**STATED PROBLEM:** Restate the full set of records exactly, without adding or dropping a word.
-----
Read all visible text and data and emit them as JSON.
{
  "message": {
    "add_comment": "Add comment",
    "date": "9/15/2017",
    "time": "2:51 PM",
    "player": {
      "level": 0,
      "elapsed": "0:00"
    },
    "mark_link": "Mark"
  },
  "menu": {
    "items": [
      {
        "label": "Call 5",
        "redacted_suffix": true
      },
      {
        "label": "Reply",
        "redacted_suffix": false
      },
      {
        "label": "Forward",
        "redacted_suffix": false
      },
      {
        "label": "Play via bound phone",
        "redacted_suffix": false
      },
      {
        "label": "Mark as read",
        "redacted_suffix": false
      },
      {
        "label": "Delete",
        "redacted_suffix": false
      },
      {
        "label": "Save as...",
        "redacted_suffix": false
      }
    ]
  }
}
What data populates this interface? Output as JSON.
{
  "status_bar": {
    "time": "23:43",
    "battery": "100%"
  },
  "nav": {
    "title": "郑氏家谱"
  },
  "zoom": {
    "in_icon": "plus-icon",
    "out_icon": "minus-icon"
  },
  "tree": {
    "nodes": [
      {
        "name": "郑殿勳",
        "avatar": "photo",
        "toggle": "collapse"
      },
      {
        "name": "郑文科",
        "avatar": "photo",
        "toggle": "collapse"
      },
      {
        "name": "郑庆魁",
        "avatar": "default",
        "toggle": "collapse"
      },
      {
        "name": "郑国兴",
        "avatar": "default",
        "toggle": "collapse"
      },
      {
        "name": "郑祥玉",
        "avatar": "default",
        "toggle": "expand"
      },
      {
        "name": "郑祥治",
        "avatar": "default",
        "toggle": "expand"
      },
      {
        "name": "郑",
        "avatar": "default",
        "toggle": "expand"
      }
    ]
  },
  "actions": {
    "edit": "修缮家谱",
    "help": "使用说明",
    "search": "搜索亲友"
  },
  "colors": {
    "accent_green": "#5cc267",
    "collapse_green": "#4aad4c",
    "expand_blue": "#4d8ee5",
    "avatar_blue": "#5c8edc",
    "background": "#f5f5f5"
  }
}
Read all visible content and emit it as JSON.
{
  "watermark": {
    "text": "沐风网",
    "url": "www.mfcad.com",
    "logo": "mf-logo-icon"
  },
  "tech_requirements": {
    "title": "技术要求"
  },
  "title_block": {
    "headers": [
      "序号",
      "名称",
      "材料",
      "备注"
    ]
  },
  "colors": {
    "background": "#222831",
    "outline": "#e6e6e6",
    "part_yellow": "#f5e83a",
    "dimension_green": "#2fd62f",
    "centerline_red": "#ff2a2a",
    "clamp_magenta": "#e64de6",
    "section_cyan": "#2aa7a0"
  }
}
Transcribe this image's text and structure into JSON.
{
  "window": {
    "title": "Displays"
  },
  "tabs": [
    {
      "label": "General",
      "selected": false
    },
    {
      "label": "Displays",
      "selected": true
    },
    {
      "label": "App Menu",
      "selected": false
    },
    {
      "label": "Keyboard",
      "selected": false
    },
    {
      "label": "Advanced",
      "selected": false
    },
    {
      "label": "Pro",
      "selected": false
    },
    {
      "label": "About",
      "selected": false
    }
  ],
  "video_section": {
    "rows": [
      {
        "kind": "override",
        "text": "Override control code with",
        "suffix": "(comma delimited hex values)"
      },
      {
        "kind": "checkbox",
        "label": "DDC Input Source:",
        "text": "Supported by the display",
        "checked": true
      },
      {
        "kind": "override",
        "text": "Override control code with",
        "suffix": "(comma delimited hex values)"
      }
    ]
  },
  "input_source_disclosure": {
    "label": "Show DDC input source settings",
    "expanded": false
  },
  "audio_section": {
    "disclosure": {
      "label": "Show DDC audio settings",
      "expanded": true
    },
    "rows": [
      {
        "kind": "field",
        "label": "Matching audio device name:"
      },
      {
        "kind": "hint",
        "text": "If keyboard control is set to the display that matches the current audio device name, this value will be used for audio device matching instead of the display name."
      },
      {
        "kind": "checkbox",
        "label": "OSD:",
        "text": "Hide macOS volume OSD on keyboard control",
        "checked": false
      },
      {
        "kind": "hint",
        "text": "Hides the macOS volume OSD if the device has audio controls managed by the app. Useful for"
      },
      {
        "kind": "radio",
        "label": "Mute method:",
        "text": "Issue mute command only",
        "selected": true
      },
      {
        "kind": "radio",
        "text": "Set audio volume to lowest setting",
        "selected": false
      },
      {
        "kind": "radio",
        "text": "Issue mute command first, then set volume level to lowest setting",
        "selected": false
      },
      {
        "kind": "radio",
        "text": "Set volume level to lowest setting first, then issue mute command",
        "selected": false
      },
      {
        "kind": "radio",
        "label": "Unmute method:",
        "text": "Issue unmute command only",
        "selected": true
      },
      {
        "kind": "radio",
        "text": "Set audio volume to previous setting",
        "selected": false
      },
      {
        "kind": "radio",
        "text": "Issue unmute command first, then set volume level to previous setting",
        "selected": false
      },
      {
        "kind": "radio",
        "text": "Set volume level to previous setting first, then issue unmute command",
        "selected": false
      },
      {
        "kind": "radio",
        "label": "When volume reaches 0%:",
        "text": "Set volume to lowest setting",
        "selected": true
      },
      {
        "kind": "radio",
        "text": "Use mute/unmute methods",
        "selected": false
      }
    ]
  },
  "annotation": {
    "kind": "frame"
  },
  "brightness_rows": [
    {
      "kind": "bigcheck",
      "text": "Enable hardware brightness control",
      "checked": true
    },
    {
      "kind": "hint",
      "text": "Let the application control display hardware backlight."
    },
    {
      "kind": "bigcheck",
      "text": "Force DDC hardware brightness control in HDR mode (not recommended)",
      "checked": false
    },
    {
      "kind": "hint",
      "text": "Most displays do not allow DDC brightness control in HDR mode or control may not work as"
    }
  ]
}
-----
**COMPLETED EXERCISE:**
Read all visible text and data and emit them as JSON.
{
  "message": {
    "add_comment": "Add comment",
    "date": "9/15/2017",
    "time": "2:51 PM",
    "player": {
      "level": 0,
      "elapsed": "0:00"
    },
    "mark_link": "Mark"
  },
  "menu": {
    "items": [
      {
        "label": "Call 5",
        "redacted_suffix": true
      },
      {
        "label": "Reply",
        "redacted_suffix": false
      },
      {
        "label": "Forward",
        "redacted_suffix": false
      },
      {
        "label": "Play via bound phone",
        "redacted_suffix": false
      },
      {
        "label": "Mark as read",
        "redacted_suffix": false
      },
      {
        "label": "Delete",
        "redacted_suffix": false
      },
      {
        "label": "Save as...",
        "redacted_suffix": false
      }
    ]
  }
}
What data populates this interface? Output as JSON.
{
  "status_bar": {
    "time": "23:43",
    "battery": "100%"
  },
  "nav": {
    "title": "郑氏家谱"
  },
  "zoom": {
    "in_icon": "plus-icon",
    "out_icon": "minus-icon"
  },
  "tree": {
    "nodes": [
      {
        "name": "郑殿勳",
        "avatar": "photo",
        "toggle": "collapse"
      },
      {
        "name": "郑文科",
        "avatar": "photo",
        "toggle": "collapse"
      },
      {
        "name": "郑庆魁",
        "avatar": "default",
        "toggle": "collapse"
      },
      {
        "name": "郑国兴",
        "avatar": "default",
        "toggle": "collapse"
      },
      {
        "name": "郑祥玉",
        "avatar": "default",
        "toggle": "expand"
      },
      {
        "name": "郑祥治",
        "avatar": "default",
        "toggle": "expand"
      },
      {
        "name": "郑",
        "avatar": "default",
        "toggle": "expand"
      }
    ]
  },
  "actions": {
    "edit": "修缮家谱",
    "help": "使用说明",
    "search": "搜索亲友"
  },
  "colors": {
    "accent_green": "#5cc267",
    "collapse_green": "#4aad4c",
    "expand_blue": "#4d8ee5",
    "avatar_blue": "#5c8edc",
    "background": "#f5f5f5"
  }
}
Read all visible content and emit it as JSON.
{
  "watermark": {
    "text": "沐风网",
    "url": "www.mfcad.com",
    "logo": "mf-logo-icon"
  },
  "tech_requirements": {
    "title": "技术要求"
  },
  "title_block": {
    "headers": [
      "序号",
      "名称",
      "材料",
      "备注"
    ]
  },
  "colors": {
    "background": "#222831",
    "outline": "#e6e6e6",
    "part_yellow": "#f5e83a",
    "dimension_green": "#2fd62f",
    "centerline_red": "#ff2a2a",
    "clamp_magenta": "#e64de6",
    "section_cyan": "#2aa7a0"
  }
}
Transcribe this image's text and structure into JSON.
{
  "window": {
    "title": "Displays"
  },
  "tabs": [
    {
      "label": "General",
      "selected": false
    },
    {
      "label": "Displays",
      "selected": true
    },
    {
      "label": "App Menu",
      "selected": false
    },
    {
      "label": "Keyboard",
      "selected": false
    },
    {
      "label": "Advanced",
      "selected": false
    },
    {
      "label": "Pro",
      "selected": false
    },
    {
      "label": "About",
      "selected": false
    }
  ],
  "video_section": {
    "rows": [
      {
        "kind": "override",
        "text": "Override control code with",
        "suffix": "(comma delimited hex values)"
      },
      {
        "kind": "checkbox",
        "label": "DDC Input Source:",
        "text": "Supported by the display",
        "checked": true
      },
      {
        "kind": "override",
        "text": "Override control code with",
        "suffix": "(comma delimited hex values)"
      }
    ]
  },
  "input_source_disclosure": {
    "label": "Show DDC input source settings",
    "expanded": false
  },
  "audio_section": {
    "disclosure": {
      "label": "Show DDC audio settings",
      "expanded": true
    },
    "rows": [
      {
        "kind": "field",
        "label": "Matching audio device name:"
      },
      {
        "kind": "hint",
        "text": "If keyboard control is set to the display that matches the current audio device name, this value will be used for audio device matching instead of the display name."
      },
      {
        "kind": "checkbox",
        "label": "OSD:",
        "text": "Hide macOS volume OSD on keyboard control",
        "checked": false
      },
      {
        "kind": "hint",
        "text": "Hides the macOS volume OSD if the device has audio controls managed by the app. Useful for"
      },
      {
        "kind": "radio",
        "label": "Mute method:",
        "text": "Issue mute command only",
        "selected": true
      },
      {
        "kind": "radio",
        "text": "Set audio volume to lowest setting",
        "selected": false
      },
      {
        "kind": "radio",
        "text": "Issue mute command first, then set volume level to lowest setting",
        "selected": false
      },
      {
        "kind": "radio",
        "text": "Set volume level to lowest setting first, then issue mute command",
        "selected": false
      },
      {
        "kind": "radio",
        "label": "Unmute method:",
        "text": "Issue unmute command only",
        "selected": true
      },
      {
        "kind": "radio",
        "text": "Set audio volume to previous setting",
        "selected": false
      },
      {
        "kind": "radio",
        "text": "Issue unmute command first, then set volume level to previous setting",
        "selected": false
      },
      {
        "kind": "radio",
        "text": "Set volume level to previous setting first, then issue unmute command",
        "selected": false
      },
      {
        "kind": "radio",
        "label": "When volume reaches 0%:",
        "text": "Set volume to lowest setting",
        "selected": true
      },
      {
        "kind": "radio",
        "text": "Use mute/unmute methods",
        "selected": false
      }
    ]
  },
  "annotation": {
    "kind": "frame"
  },
  "brightness_rows": [
    {
      "kind": "bigcheck",
      "text": "Enable hardware brightness control",
      "checked": true
    },
    {
      "kind": "hint",
      "text": "Let the application control display hardware backlight."
    },
    {
      "kind": "bigcheck",
      "text": "Force DDC hardware brightness control in HDR mode (not recommended)",
      "checked": false
    },
    {
      "kind": "hint",
      "text": "Most displays do not allow DDC brightness control in HDR mode or control may not work as"
    }
  ]
}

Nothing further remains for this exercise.